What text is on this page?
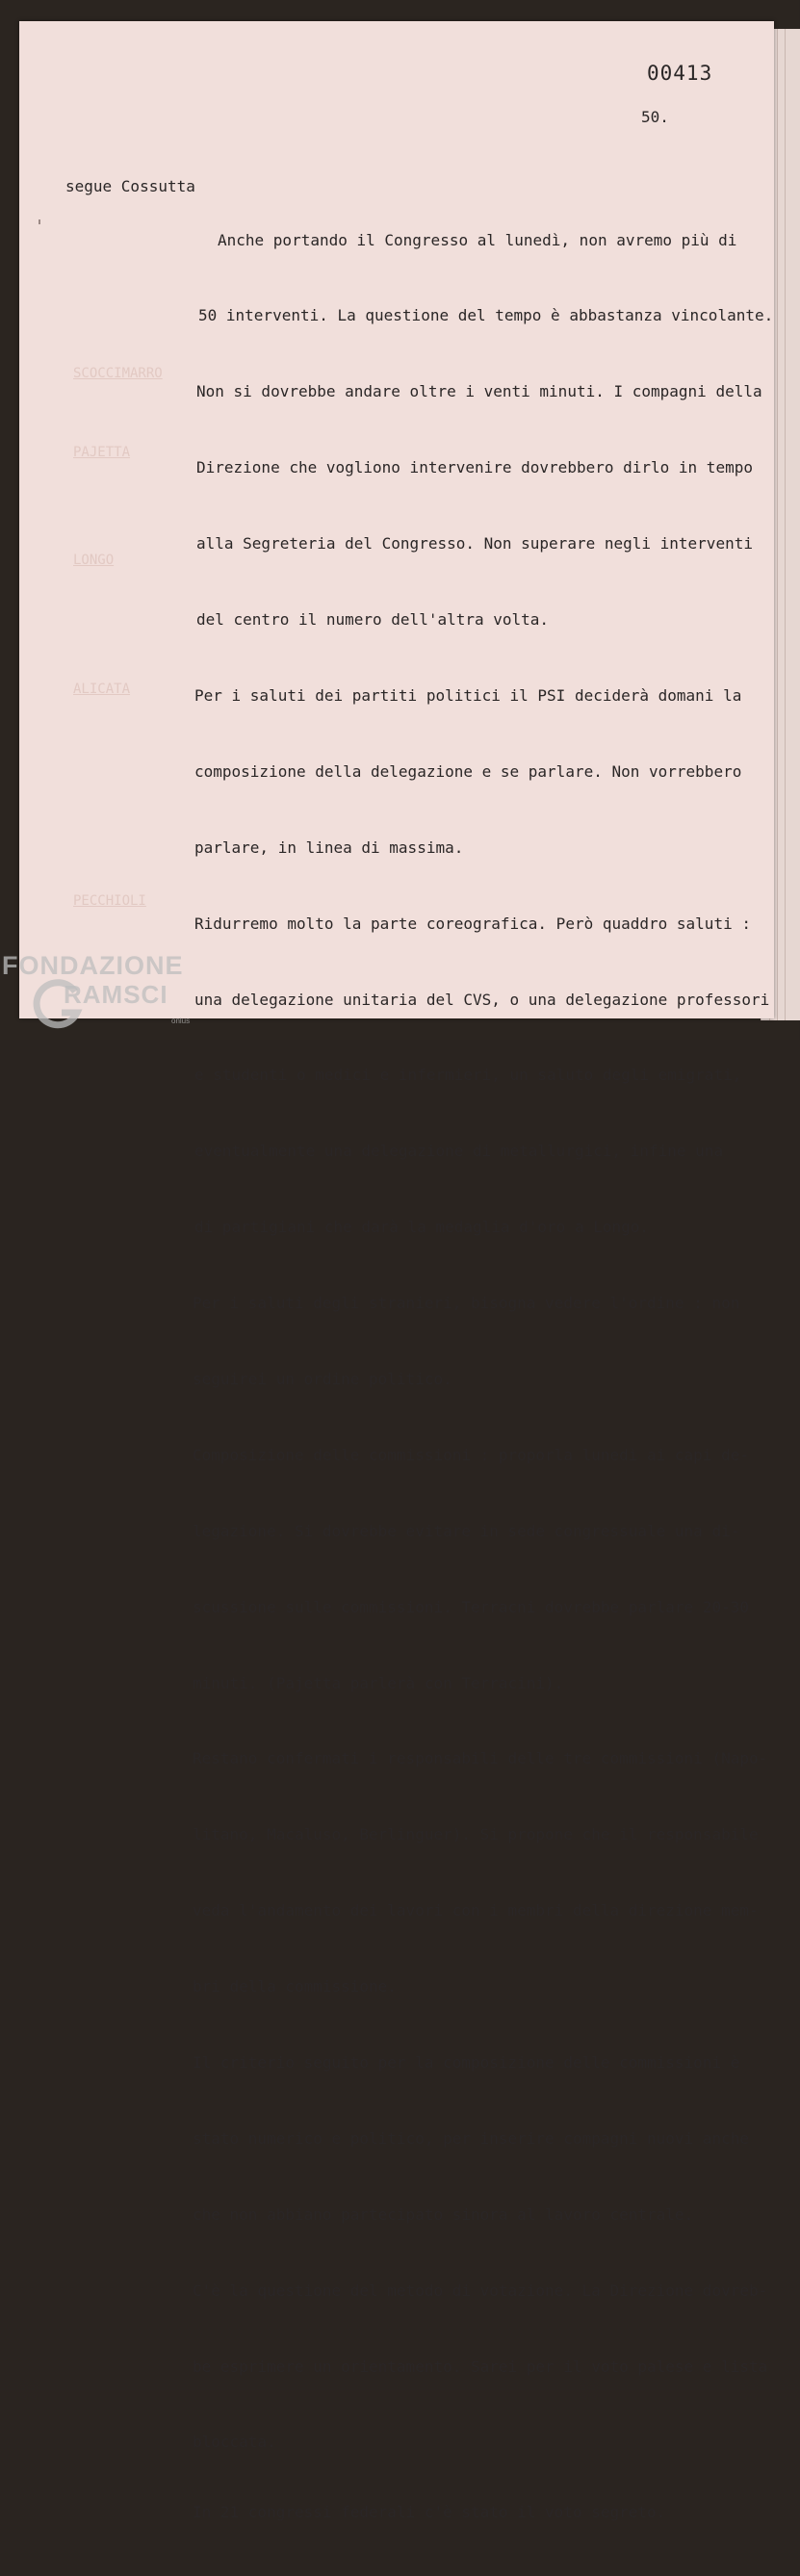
SCOCCIMARRO
PAJETTA
LONGO
ALICATA
PECCHIOLI
00413
50.
segue Cossutta

Anche portando il Congresso al lunedì, non avremo più di

50 interventi. La questione del tempo è abbastanza vincolante.

Non si dovrebbe andare oltre i venti minuti. I compagni della

Direzione che vogliono intervenire dovrebbero dirlo in tempo

alla Segreteria del Congresso. Non superare negli interventi

del centro il numero dell'altra volta.

Per i saluti dei partiti politici il PSI deciderà domani la

composizione della delegazione e se parlare. Non vorrebbero

parlare, in linea di massima.

Ridurremo molto la parte coreografica. Però quaddro saluti :

una delegazione unitaria del CVS, o una delegazione professori

e studenti o medici e infermieri, un saluto degli emigrati,

eventualmente una delegazione di metallurgici, infine una

di partigiani che darà la medaglia d'oro a Longo.

Per i saluti degli stranieri, bisogna vedere l'ordine : non

seguirei un ordine politico.

Composizione delle commissioni : proporla lunedì ai capi de-

legazione. Si dovrebbe evitare in sede congressuale una di-

scussione sulle commissioni. Terracni dovrebbe parlare 20-30

minuti. (Pajetta parlerà con Terracini).

Restano confermati i responsabili delle tre commissioni (Napo-

litano, Macaluso, Berlinguer). Si propone che il responsabile

veda l'andamento dei lavori con i membri della direzione mem-

bri della commissione.

Il criterio seguito per la composizione delle commissioni è

stato numerico e politico, per inserire compagni nuovi anche

che non abbiano partecipato sinora al lavoro centrale.

C'è la questione del metodo di votazione. La Direzione dovreb-

be esprimere un orientamento. Sarei per il voto palese e lista

bloccata.

In 21 congressi federali c'è stato il voto segreto.

FONDAZIONE
RAMSCI
onlus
-*-*-
Repeat all of the records verbatim, leaving out the pictures.

What text is on this page?
SCOCCIMARRO
PAJETTA
LONGO
ALICATA
PECCHIOLI
00413
50.
segue Cossutta

Anche portando il Congresso al lunedì, non avremo più di

50 interventi. La questione del tempo è abbastanza vincolante.

Non si dovrebbe andare oltre i venti minuti. I compagni della

Direzione che vogliono intervenire dovrebbero dirlo in tempo

alla Segreteria del Congresso. Non superare negli interventi

del centro il numero dell'altra volta.

Per i saluti dei partiti politici il PSI deciderà domani la

composizione della delegazione e se parlare. Non vorrebbero

parlare, in linea di massima.

Ridurremo molto la parte coreografica. Però quaddro saluti :

una delegazione unitaria del CVS, o una delegazione professori

e studenti o medici e infermieri, un saluto degli emigrati,

eventualmente una delegazione di metallurgici, infine una

di partigiani che darà la medaglia d'oro a Longo.

Per i saluti degli stranieri, bisogna vedere l'ordine : non

seguirei un ordine politico.

Composizione delle commissioni : proporla lunedì ai capi de-

legazione. Si dovrebbe evitare in sede congressuale una di-

scussione sulle commissioni. Terracni dovrebbe parlare 20-30

minuti. (Pajetta parlerà con Terracini).

Restano confermati i responsabili delle tre commissioni (Napo-

litano, Macaluso, Berlinguer). Si propone che il responsabile

veda l'andamento dei lavori con i membri della direzione mem-

bri della commissione.

Il criterio seguito per la composizione delle commissioni è

stato numerico e politico, per inserire compagni nuovi anche

che non abbiano partecipato sinora al lavoro centrale.

C'è la questione del metodo di votazione. La Direzione dovreb-

be esprimere un orientamento. Sarei per il voto palese e lista

bloccata.

In 21 congressi federali c'è stato il voto segreto.

FONDAZIONE
RAMSCI
onlus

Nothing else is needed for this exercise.